- Exercise material -

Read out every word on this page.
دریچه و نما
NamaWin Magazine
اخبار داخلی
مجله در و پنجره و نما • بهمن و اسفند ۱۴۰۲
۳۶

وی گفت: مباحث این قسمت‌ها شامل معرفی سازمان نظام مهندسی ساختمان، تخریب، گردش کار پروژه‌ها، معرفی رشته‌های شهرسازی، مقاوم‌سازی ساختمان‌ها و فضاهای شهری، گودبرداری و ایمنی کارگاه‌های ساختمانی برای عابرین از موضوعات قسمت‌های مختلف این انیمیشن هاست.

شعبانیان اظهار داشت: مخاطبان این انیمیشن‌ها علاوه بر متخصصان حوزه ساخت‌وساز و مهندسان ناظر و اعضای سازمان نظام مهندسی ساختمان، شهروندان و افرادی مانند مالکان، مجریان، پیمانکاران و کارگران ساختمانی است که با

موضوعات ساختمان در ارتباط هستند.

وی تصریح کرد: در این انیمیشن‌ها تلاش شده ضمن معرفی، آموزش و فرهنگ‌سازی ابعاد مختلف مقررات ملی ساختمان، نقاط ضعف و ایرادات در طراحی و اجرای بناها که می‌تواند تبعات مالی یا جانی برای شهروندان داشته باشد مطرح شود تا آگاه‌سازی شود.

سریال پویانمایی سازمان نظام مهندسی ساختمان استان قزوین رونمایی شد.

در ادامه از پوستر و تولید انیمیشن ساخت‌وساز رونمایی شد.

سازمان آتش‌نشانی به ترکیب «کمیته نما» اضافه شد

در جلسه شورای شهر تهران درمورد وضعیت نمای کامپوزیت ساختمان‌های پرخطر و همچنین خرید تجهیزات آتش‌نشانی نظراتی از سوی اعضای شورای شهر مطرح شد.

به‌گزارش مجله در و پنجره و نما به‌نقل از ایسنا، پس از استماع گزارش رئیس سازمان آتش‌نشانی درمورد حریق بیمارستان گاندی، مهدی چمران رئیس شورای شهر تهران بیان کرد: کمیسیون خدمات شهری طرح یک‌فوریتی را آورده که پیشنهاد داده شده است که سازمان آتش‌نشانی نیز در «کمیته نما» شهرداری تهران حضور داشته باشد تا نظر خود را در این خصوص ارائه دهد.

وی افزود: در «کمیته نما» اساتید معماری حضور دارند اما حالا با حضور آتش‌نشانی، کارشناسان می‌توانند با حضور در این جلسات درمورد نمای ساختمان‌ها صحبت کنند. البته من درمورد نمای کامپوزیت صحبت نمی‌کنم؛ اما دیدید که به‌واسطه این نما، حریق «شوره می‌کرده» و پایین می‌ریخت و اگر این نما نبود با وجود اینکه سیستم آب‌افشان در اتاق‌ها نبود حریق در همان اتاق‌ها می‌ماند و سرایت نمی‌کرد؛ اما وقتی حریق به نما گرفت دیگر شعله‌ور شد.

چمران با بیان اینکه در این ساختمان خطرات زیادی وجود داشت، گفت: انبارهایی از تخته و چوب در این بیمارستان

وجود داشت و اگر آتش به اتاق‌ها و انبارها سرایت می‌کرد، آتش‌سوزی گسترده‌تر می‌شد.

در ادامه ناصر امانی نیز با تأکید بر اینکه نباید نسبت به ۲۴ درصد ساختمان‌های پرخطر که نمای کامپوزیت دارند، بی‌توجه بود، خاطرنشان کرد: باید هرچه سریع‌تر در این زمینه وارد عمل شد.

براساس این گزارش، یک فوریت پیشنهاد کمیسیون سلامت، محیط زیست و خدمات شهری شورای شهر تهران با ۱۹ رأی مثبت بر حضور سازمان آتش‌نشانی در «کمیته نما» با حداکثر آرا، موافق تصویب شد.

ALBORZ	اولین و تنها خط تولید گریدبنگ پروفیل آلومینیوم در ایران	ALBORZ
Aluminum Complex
--
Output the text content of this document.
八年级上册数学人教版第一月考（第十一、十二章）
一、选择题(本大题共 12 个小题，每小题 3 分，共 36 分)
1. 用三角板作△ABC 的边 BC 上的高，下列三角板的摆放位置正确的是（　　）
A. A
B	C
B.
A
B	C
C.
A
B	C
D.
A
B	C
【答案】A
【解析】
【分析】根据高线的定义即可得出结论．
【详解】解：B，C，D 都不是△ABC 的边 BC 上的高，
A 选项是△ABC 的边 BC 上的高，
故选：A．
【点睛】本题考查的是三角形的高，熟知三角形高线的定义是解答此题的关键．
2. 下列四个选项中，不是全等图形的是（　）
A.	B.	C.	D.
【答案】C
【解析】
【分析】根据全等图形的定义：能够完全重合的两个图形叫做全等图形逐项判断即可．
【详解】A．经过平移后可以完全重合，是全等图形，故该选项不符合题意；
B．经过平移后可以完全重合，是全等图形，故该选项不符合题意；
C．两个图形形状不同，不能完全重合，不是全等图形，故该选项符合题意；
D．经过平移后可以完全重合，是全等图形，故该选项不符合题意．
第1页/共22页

- Given problem -
Reproduce every line of the listing above in which the string "داشته" appears.

- Task solution -
وی تصریح کرد: در این انیمیشن‌ها تلاش شده ضمن معرفی، آموزش و فرهنگ‌سازی ابعاد مختلف مقررات ملی ساختمان، نقاط ضعف و ایرادات در طراحی و اجرای بناها که می‌تواند تبعات مالی یا جانی برای شهروندان داشته باشد مطرح شود تا آگاه‌سازی شود.
به‌گزارش مجله در و پنجره و نما به‌نقل از ایسنا، پس از استماع گزارش رئیس سازمان آتش‌نشانی درمورد حریق بیمارستان گاندی، مهدی چمران رئیس شورای شهر تهران بیان کرد: کمیسیون خدمات شهری طرح یک‌فوریتی را آورده که پیشنهاد داده شده است که سازمان آتش‌نشانی نیز در «کمیته نما» شهرداری تهران حضور داشته باشد تا نظر خود را در این خصوص ارائه دهد.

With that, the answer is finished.